##### Records #####

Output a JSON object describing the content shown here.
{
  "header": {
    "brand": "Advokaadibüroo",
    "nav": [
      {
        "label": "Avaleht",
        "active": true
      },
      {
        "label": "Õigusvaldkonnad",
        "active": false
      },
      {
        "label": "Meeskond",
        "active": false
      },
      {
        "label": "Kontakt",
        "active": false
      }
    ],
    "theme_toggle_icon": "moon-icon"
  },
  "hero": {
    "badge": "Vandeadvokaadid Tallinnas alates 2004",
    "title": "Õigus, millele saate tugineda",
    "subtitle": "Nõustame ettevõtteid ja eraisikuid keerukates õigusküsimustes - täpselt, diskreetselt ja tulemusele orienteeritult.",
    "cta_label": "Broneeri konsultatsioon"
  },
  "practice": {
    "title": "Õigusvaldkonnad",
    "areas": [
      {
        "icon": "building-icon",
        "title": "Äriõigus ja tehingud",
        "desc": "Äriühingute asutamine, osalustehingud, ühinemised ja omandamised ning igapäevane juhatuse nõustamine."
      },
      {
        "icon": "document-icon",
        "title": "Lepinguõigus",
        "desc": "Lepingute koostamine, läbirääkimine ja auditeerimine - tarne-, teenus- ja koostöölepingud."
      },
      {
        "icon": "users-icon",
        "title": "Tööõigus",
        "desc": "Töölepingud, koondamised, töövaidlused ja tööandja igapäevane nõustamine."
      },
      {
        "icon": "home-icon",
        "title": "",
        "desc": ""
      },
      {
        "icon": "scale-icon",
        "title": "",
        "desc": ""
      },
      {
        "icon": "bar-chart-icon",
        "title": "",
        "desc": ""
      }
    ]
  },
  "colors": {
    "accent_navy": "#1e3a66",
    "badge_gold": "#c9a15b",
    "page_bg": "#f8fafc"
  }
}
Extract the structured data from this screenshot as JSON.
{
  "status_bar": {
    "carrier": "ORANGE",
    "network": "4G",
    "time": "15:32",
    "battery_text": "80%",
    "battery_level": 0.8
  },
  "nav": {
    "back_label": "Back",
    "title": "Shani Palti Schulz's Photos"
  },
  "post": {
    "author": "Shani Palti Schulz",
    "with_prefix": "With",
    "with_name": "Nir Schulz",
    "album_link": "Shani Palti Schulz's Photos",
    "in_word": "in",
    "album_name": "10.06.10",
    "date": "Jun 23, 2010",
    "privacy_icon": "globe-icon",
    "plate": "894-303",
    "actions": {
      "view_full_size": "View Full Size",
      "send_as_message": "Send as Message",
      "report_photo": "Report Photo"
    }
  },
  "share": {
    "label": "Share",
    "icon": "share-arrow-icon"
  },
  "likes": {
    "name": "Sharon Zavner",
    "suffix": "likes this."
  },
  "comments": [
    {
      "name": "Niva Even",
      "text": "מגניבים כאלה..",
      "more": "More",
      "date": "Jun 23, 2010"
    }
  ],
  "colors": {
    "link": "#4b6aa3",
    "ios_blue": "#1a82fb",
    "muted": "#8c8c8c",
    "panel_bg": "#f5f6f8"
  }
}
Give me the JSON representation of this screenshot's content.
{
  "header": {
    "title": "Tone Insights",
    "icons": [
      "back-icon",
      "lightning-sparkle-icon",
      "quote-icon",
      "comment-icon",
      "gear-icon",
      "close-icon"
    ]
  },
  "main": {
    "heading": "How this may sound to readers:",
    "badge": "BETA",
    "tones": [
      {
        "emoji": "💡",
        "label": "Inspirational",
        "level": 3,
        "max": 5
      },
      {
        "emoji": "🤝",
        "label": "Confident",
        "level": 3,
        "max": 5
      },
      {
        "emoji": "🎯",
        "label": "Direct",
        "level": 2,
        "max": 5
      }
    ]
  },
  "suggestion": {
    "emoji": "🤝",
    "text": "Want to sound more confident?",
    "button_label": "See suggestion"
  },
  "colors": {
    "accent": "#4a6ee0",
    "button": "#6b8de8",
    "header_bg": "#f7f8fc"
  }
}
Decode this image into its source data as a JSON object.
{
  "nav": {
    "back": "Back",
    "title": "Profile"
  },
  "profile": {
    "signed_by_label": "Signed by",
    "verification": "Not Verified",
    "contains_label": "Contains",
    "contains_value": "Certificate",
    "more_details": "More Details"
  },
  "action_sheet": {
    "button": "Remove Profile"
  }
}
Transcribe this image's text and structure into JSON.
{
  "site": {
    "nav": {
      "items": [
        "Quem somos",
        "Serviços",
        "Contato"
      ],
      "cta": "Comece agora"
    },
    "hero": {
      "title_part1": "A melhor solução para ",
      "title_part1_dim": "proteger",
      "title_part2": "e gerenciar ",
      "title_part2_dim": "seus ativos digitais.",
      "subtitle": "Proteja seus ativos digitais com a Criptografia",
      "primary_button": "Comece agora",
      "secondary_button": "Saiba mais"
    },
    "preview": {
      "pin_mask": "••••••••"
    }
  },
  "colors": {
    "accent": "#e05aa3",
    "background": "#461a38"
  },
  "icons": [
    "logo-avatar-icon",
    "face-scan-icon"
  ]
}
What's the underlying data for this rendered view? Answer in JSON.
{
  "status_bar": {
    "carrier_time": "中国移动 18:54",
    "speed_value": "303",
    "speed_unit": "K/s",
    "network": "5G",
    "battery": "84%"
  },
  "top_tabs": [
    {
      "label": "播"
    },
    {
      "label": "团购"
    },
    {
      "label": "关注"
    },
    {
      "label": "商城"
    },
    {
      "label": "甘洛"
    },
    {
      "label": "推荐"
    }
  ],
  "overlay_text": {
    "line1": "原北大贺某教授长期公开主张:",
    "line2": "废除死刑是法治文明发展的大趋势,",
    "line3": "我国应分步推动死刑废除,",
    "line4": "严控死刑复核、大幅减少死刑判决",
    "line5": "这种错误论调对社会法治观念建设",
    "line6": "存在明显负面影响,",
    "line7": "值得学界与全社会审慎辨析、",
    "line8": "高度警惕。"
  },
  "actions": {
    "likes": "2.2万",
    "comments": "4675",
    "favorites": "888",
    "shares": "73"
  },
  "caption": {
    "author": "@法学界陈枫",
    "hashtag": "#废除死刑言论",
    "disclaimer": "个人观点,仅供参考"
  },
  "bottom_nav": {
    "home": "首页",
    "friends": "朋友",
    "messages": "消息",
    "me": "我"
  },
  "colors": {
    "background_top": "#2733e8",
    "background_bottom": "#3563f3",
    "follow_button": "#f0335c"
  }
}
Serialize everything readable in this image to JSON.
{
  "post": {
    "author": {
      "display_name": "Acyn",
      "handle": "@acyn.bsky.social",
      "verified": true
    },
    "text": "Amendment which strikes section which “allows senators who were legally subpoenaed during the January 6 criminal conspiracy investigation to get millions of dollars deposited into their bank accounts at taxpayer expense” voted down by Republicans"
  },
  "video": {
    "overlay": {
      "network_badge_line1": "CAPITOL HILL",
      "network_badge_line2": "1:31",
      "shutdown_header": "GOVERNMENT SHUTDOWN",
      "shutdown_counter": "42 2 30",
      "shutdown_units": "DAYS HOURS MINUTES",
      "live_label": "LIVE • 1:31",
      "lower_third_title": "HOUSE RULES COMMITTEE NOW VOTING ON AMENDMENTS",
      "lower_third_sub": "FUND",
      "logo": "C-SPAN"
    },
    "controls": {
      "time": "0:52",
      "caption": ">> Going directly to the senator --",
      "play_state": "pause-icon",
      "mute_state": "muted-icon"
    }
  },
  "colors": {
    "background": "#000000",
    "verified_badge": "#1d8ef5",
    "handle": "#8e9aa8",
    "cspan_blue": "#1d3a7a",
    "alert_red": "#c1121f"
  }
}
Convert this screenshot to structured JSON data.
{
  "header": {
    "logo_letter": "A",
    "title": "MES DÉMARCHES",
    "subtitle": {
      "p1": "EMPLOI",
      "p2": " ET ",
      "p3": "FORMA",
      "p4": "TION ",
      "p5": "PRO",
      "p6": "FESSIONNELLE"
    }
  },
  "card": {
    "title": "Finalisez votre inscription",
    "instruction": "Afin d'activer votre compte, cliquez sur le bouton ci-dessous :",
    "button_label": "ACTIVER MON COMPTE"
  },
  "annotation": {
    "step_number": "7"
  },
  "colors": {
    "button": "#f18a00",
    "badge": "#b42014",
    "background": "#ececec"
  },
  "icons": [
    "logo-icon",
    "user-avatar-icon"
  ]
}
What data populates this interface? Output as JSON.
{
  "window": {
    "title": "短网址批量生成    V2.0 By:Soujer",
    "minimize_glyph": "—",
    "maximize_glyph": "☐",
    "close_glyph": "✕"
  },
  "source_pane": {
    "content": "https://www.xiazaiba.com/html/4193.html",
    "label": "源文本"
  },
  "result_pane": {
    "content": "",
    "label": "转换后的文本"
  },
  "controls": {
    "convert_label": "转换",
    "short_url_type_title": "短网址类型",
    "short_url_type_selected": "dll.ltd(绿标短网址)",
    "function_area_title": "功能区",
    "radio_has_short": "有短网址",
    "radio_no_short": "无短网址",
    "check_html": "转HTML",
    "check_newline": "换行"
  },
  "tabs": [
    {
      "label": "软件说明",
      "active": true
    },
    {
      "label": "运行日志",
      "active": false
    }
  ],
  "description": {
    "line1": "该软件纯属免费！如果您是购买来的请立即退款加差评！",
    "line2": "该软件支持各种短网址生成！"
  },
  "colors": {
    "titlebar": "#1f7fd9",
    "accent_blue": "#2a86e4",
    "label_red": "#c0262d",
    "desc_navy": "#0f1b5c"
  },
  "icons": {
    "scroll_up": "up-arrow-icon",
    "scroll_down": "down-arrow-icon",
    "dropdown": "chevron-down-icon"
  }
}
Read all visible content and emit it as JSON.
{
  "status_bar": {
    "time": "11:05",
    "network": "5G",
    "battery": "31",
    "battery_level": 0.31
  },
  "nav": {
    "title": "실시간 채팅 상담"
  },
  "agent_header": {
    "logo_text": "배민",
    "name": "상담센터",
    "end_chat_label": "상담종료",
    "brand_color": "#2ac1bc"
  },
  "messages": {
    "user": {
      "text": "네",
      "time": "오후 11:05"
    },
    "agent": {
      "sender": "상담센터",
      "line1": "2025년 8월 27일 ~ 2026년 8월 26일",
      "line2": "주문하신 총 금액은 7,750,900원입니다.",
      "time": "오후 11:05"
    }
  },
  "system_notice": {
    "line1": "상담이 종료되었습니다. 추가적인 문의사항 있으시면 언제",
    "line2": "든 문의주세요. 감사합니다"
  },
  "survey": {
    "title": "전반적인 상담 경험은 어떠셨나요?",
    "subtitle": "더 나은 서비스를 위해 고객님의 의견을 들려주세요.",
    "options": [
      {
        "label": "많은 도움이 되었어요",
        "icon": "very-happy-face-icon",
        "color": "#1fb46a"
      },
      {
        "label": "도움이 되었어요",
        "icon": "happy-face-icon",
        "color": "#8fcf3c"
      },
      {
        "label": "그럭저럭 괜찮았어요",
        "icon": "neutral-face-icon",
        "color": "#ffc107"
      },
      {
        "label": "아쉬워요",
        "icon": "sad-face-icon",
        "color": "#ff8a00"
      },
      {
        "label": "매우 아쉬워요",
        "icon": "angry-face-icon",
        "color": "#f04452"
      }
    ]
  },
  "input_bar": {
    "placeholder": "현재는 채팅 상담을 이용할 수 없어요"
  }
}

#####

▶ **What the task requires**: Among the lines of the data, identify those with the word "content". Copy each of them.

▶ **Correct response**:
Output a JSON object describing the content shown here.
Give me the JSON representation of this screenshot's content.
    "content": "https://www.xiazaiba.com/html/4193.html",
    "content": "",
Read all visible content and emit it as JSON.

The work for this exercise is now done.